SHORT EXERCISE: The required output is a single number: how many lines of the material contain the string "péče".

GIVEN RECORDS:
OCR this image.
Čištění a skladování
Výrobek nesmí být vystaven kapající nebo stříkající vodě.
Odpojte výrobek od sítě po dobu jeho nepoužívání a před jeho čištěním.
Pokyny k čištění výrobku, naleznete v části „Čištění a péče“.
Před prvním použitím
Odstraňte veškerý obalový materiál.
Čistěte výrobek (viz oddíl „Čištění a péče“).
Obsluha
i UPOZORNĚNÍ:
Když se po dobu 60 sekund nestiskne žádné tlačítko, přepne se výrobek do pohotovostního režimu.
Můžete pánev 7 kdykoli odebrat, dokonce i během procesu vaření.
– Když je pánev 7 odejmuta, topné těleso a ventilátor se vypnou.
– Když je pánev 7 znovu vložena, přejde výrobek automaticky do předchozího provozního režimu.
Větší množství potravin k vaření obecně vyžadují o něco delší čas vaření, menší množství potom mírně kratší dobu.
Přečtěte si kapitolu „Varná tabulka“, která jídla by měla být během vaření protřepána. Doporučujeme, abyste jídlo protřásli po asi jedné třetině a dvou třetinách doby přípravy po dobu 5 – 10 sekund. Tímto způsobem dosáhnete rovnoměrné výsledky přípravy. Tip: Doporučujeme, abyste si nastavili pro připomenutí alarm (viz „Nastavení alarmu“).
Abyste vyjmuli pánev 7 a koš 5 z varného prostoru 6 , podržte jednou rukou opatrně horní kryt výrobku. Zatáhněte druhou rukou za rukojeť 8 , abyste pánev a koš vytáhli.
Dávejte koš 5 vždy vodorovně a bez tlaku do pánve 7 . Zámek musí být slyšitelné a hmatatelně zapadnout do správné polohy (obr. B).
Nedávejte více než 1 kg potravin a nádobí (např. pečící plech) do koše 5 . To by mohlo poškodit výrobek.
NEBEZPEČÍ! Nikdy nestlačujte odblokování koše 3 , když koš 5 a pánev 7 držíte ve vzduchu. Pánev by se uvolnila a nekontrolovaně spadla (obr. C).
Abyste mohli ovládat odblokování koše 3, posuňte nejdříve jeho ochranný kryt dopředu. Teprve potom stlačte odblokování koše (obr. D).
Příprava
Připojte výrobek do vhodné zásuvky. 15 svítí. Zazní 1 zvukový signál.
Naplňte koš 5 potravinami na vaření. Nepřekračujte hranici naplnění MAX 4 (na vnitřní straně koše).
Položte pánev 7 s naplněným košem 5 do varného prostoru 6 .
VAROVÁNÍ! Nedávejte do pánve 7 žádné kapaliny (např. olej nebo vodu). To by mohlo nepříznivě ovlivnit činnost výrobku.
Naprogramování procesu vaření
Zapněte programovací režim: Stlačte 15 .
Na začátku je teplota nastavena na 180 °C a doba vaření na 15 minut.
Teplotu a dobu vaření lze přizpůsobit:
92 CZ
---
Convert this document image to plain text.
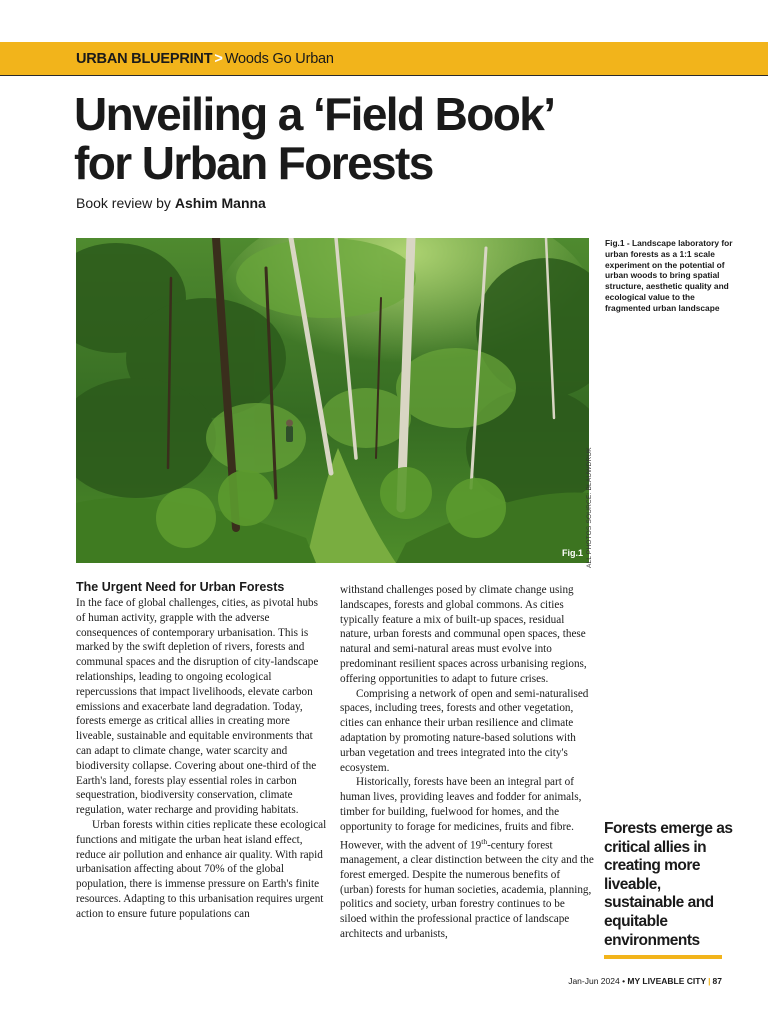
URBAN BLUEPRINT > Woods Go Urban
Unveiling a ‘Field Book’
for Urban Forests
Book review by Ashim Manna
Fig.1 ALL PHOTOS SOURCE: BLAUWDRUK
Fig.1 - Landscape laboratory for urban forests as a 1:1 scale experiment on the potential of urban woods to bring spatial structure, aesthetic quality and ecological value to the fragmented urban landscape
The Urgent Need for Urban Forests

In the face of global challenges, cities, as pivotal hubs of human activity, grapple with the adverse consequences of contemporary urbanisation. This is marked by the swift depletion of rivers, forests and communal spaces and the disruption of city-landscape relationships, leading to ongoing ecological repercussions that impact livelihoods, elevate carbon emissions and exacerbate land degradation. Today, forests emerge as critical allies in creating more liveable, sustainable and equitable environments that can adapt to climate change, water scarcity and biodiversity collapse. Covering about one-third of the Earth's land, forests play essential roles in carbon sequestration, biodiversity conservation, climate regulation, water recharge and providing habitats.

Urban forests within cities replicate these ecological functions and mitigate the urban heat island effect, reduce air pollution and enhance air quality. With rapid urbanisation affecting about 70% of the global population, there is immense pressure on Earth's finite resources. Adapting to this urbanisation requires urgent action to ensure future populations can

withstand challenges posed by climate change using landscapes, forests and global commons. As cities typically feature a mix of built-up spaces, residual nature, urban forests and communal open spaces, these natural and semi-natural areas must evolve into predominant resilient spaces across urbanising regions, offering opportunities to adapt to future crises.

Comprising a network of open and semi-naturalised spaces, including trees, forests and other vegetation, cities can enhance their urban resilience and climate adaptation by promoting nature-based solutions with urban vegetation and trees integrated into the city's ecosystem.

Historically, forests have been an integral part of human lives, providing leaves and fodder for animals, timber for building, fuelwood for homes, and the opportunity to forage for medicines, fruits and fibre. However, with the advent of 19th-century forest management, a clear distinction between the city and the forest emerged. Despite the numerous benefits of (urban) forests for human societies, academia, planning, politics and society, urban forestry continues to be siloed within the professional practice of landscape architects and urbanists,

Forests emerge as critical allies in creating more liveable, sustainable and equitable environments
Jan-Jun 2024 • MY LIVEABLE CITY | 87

ANSWER TO THE TASK: 2